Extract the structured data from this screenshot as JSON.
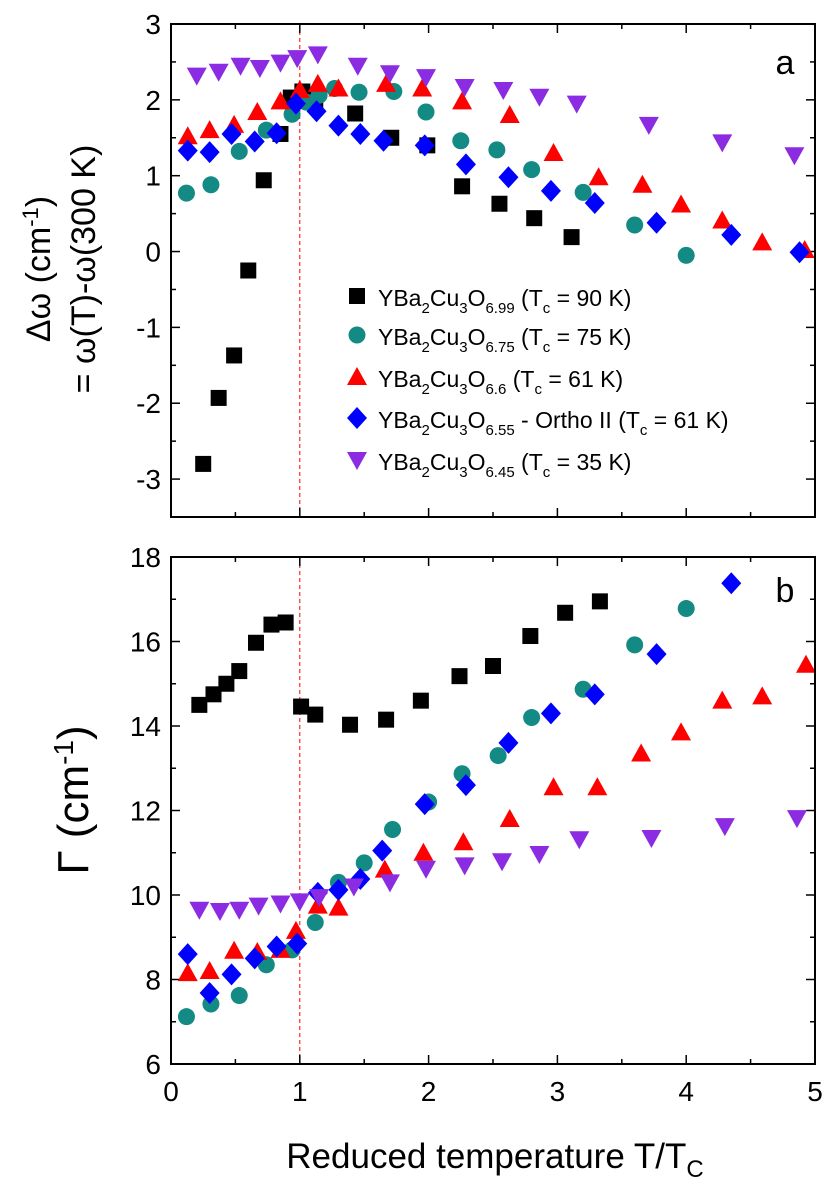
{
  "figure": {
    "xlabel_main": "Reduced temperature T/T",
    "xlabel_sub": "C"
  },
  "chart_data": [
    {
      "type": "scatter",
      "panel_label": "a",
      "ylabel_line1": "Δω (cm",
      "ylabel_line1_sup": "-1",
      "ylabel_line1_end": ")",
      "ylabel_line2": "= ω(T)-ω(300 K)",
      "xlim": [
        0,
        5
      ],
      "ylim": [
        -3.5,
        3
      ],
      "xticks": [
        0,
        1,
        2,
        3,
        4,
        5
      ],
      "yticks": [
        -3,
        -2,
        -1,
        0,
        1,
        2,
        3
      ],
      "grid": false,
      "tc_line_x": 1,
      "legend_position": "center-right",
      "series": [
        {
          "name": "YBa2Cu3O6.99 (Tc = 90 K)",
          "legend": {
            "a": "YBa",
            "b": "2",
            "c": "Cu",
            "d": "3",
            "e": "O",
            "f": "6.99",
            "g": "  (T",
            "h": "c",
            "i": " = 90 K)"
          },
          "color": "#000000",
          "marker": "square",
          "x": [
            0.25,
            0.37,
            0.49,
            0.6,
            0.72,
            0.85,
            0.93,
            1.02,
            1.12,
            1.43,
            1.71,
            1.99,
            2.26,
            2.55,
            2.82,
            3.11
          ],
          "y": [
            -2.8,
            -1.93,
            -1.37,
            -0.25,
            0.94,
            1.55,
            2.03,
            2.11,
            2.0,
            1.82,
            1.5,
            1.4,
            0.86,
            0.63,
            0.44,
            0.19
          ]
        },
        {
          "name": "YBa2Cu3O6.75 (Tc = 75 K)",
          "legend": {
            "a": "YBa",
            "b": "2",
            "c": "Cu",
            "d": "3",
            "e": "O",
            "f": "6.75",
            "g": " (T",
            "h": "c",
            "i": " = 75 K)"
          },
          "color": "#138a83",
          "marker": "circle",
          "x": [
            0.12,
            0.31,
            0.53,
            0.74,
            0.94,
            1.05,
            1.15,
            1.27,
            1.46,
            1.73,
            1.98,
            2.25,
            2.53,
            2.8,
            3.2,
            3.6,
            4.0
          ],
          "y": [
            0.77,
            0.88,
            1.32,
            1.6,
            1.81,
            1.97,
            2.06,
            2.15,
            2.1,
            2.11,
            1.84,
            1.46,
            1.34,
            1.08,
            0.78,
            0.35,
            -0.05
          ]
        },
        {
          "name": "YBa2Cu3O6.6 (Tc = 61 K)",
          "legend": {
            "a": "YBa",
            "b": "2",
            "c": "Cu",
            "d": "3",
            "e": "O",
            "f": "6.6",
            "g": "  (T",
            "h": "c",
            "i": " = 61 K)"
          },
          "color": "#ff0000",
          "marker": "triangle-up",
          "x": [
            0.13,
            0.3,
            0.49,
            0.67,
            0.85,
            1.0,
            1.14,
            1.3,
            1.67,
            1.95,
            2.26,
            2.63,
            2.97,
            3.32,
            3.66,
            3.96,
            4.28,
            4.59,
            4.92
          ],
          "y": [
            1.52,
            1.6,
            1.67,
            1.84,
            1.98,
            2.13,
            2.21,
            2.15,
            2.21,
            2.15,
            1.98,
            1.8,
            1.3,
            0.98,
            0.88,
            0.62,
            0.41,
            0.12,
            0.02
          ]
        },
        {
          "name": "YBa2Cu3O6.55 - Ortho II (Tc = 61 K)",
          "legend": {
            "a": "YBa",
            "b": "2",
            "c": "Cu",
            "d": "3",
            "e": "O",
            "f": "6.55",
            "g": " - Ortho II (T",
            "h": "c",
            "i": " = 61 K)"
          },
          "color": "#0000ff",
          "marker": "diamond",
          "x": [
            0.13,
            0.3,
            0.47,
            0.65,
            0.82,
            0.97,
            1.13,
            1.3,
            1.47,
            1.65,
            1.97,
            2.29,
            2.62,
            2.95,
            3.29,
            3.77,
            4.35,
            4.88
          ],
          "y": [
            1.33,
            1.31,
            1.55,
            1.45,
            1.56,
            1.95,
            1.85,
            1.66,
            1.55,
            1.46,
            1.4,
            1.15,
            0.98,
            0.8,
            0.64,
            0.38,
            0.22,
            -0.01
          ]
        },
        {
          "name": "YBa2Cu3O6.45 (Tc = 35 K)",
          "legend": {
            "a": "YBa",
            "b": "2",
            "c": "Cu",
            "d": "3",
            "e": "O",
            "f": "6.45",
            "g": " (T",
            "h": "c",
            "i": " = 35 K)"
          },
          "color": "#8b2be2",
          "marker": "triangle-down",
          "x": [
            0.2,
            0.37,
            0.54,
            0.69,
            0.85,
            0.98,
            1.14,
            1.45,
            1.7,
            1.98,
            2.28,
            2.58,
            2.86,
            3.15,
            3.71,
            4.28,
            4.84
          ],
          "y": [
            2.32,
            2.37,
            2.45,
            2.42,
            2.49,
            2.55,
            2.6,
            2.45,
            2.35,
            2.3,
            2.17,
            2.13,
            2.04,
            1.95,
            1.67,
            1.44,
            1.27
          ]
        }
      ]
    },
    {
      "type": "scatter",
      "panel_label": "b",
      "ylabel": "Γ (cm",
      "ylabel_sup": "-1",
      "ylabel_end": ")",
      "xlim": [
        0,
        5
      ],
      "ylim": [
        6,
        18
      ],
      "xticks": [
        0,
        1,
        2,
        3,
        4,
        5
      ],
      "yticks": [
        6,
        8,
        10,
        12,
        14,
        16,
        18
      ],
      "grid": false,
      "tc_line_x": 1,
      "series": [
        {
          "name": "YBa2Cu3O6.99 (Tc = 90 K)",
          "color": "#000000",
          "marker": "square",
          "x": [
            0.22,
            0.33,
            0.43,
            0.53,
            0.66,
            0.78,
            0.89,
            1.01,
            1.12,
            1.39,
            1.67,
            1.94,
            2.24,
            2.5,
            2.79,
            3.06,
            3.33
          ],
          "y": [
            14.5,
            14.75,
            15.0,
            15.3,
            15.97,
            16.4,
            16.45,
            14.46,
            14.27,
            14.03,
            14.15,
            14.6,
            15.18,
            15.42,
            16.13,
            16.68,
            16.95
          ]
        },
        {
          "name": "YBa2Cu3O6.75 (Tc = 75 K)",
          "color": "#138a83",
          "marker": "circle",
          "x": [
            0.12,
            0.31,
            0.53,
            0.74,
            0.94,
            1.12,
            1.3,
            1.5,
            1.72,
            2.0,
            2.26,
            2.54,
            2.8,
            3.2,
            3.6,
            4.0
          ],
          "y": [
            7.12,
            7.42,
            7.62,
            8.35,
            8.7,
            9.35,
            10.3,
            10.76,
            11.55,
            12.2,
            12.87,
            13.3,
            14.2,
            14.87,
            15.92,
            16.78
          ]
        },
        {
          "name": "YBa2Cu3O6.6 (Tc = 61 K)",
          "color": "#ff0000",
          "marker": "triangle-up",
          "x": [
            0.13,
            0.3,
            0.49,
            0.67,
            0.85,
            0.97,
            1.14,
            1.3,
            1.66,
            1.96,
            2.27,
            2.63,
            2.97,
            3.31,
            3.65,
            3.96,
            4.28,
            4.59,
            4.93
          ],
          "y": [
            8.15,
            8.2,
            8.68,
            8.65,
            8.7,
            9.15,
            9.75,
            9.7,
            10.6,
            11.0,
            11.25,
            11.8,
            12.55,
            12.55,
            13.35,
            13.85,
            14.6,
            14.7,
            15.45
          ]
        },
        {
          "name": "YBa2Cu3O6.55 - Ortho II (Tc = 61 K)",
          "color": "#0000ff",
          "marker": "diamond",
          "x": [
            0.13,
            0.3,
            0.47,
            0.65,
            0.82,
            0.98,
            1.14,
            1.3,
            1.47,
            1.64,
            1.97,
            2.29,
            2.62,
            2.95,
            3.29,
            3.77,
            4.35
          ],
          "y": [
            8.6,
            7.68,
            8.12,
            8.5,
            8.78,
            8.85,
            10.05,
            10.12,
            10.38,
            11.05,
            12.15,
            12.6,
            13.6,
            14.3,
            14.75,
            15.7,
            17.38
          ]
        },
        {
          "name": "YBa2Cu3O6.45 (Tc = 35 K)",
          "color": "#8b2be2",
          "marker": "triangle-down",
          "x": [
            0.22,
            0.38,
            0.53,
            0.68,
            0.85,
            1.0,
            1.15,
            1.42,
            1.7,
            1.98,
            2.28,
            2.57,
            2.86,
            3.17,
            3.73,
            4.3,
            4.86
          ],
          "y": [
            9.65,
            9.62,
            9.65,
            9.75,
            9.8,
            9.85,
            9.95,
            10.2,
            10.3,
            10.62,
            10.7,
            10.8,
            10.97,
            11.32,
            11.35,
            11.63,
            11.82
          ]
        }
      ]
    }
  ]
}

====

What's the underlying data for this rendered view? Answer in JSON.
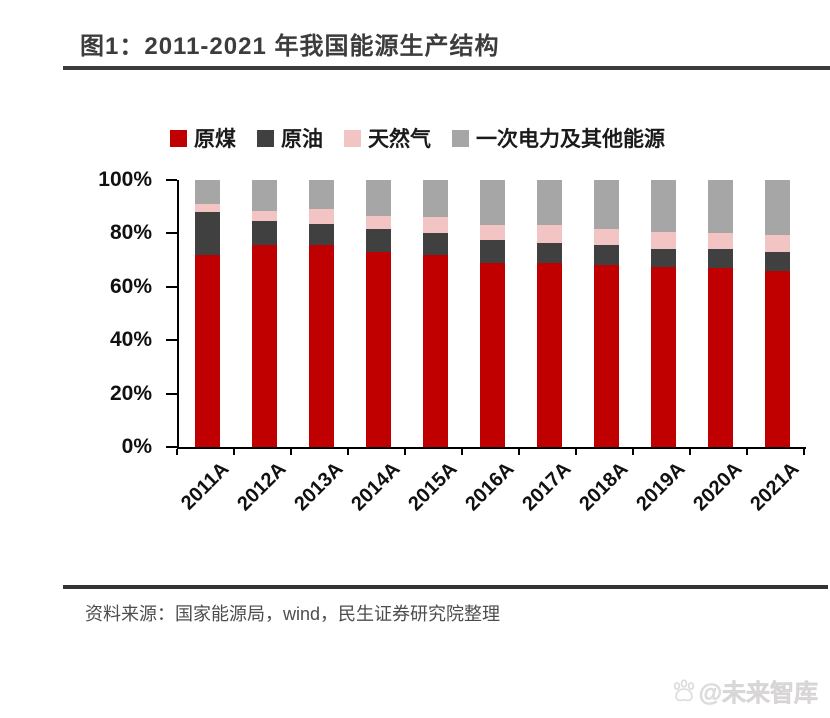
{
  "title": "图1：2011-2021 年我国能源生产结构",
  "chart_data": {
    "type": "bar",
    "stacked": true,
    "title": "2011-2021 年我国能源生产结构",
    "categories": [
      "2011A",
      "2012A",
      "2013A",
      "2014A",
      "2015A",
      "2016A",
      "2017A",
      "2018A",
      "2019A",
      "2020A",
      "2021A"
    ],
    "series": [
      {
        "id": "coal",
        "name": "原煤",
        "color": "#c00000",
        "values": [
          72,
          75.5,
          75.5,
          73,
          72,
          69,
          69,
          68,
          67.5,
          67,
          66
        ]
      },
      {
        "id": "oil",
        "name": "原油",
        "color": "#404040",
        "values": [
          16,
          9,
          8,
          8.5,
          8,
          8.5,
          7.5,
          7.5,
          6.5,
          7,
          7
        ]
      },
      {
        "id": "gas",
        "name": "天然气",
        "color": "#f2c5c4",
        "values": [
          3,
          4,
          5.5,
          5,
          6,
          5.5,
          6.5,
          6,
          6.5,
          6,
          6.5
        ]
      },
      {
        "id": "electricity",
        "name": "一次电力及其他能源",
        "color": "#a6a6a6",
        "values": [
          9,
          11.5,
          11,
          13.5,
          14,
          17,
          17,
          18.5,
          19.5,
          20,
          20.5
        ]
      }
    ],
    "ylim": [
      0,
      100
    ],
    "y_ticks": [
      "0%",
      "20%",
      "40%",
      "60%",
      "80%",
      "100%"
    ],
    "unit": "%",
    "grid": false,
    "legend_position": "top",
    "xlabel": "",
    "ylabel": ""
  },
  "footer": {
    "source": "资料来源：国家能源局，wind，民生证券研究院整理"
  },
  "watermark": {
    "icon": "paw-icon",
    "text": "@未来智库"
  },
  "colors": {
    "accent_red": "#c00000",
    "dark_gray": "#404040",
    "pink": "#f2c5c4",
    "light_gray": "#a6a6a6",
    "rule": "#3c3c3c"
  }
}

====

* [OBJECTIVE]
Copy out each line of the entries that holds "年我国能源生产结构".

* [SOLUTION FOR THIS TASK]
  "title": "图1：2011-2021 年我国能源生产结构",
    "title": "2011-2021 年我国能源生产结构",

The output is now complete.